• Given exercise: Repeat each line exactly as it is written.

[Data records]
------------

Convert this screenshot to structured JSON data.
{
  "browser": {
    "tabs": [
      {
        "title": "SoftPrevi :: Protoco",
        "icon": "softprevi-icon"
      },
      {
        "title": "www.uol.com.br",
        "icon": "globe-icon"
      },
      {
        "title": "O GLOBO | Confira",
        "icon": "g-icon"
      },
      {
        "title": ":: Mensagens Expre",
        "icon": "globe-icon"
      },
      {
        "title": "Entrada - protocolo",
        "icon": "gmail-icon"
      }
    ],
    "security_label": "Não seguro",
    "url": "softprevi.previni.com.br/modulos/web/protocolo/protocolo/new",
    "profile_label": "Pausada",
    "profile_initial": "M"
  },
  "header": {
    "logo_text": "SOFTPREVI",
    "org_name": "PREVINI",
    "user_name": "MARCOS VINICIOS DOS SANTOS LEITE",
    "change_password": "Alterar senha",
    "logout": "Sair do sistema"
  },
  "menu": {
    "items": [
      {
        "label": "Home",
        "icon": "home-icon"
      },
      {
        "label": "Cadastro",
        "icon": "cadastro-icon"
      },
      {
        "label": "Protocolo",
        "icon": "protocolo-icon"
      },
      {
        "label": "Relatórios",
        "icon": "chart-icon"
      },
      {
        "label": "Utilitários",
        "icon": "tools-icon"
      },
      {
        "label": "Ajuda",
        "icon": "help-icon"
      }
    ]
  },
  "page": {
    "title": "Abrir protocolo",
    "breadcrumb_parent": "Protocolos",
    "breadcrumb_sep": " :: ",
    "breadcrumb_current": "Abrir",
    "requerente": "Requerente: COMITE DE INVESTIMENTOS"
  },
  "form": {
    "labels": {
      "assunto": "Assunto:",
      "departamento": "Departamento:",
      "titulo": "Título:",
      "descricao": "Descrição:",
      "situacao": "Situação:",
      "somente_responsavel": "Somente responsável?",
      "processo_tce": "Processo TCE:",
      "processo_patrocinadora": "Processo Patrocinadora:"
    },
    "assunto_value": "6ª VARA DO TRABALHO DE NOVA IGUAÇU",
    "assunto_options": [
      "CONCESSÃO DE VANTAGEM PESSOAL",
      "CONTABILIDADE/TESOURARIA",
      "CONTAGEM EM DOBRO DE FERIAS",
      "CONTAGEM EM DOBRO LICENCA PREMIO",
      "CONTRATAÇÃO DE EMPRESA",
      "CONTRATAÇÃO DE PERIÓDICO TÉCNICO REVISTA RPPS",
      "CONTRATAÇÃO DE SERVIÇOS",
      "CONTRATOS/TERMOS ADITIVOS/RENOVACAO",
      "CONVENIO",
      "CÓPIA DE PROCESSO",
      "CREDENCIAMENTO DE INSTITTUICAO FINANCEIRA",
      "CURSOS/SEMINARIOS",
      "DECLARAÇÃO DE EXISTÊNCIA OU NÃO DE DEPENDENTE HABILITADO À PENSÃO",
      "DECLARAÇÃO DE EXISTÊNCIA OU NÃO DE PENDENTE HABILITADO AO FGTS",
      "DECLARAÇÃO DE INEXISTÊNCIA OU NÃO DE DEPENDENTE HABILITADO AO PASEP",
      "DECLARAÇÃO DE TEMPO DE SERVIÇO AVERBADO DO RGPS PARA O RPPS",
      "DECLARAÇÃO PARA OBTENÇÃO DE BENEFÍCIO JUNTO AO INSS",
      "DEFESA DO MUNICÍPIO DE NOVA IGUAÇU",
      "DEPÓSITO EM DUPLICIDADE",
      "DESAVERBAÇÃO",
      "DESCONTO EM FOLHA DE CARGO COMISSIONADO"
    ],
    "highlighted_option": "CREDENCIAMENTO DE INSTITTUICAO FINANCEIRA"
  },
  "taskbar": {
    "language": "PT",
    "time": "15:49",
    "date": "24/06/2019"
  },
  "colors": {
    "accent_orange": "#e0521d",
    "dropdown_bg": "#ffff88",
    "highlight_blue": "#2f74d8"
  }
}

------------

• Full output:
Convert this screenshot to structured JSON data.
{
  "browser": {
    "tabs": [
      {
        "title": "SoftPrevi :: Protoco",
        "icon": "softprevi-icon"
      },
      {
        "title": "www.uol.com.br",
        "icon": "globe-icon"
      },
      {
        "title": "O GLOBO | Confira",
        "icon": "g-icon"
      },
      {
        "title": ":: Mensagens Expre",
        "icon": "globe-icon"
      },
      {
        "title": "Entrada - protocolo",
        "icon": "gmail-icon"
      }
    ],
    "security_label": "Não seguro",
    "url": "softprevi.previni.com.br/modulos/web/protocolo/protocolo/new",
    "profile_label": "Pausada",
    "profile_initial": "M"
  },
  "header": {
    "logo_text": "SOFTPREVI",
    "org_name": "PREVINI",
    "user_name": "MARCOS VINICIOS DOS SANTOS LEITE",
    "change_password": "Alterar senha",
    "logout": "Sair do sistema"
  },
  "menu": {
    "items": [
      {
        "label": "Home",
        "icon": "home-icon"
      },
      {
        "label": "Cadastro",
        "icon": "cadastro-icon"
      },
      {
        "label": "Protocolo",
        "icon": "protocolo-icon"
      },
      {
        "label": "Relatórios",
        "icon": "chart-icon"
      },
      {
        "label": "Utilitários",
        "icon": "tools-icon"
      },
      {
        "label": "Ajuda",
        "icon": "help-icon"
      }
    ]
  },
  "page": {
    "title": "Abrir protocolo",
    "breadcrumb_parent": "Protocolos",
    "breadcrumb_sep": " :: ",
    "breadcrumb_current": "Abrir",
    "requerente": "Requerente: COMITE DE INVESTIMENTOS"
  },
  "form": {
    "labels": {
      "assunto": "Assunto:",
      "departamento": "Departamento:",
      "titulo": "Título:",
      "descricao": "Descrição:",
      "situacao": "Situação:",
      "somente_responsavel": "Somente responsável?",
      "processo_tce": "Processo TCE:",
      "processo_patrocinadora": "Processo Patrocinadora:"
    },
    "assunto_value": "6ª VARA DO TRABALHO DE NOVA IGUAÇU",
    "assunto_options": [
      "CONCESSÃO DE VANTAGEM PESSOAL",
      "CONTABILIDADE/TESOURARIA",
      "CONTAGEM EM DOBRO DE FERIAS",
      "CONTAGEM EM DOBRO LICENCA PREMIO",
      "CONTRATAÇÃO DE EMPRESA",
      "CONTRATAÇÃO DE PERIÓDICO TÉCNICO REVISTA RPPS",
      "CONTRATAÇÃO DE SERVIÇOS",
      "CONTRATOS/TERMOS ADITIVOS/RENOVACAO",
      "CONVENIO",
      "CÓPIA DE PROCESSO",
      "CREDENCIAMENTO DE INSTITTUICAO FINANCEIRA",
      "CURSOS/SEMINARIOS",
      "DECLARAÇÃO DE EXISTÊNCIA OU NÃO DE DEPENDENTE HABILITADO À PENSÃO",
      "DECLARAÇÃO DE EXISTÊNCIA OU NÃO DE PENDENTE HABILITADO AO FGTS",
      "DECLARAÇÃO DE INEXISTÊNCIA OU NÃO DE DEPENDENTE HABILITADO AO PASEP",
      "DECLARAÇÃO DE TEMPO DE SERVIÇO AVERBADO DO RGPS PARA O RPPS",
      "DECLARAÇÃO PARA OBTENÇÃO DE BENEFÍCIO JUNTO AO INSS",
      "DEFESA DO MUNICÍPIO DE NOVA IGUAÇU",
      "DEPÓSITO EM DUPLICIDADE",
      "DESAVERBAÇÃO",
      "DESCONTO EM FOLHA DE CARGO COMISSIONADO"
    ],
    "highlighted_option": "CREDENCIAMENTO DE INSTITTUICAO FINANCEIRA"
  },
  "taskbar": {
    "language": "PT",
    "time": "15:49",
    "date": "24/06/2019"
  },
  "colors": {
    "accent_orange": "#e0521d",
    "dropdown_bg": "#ffff88",
    "highlight_blue": "#2f74d8"
  }
}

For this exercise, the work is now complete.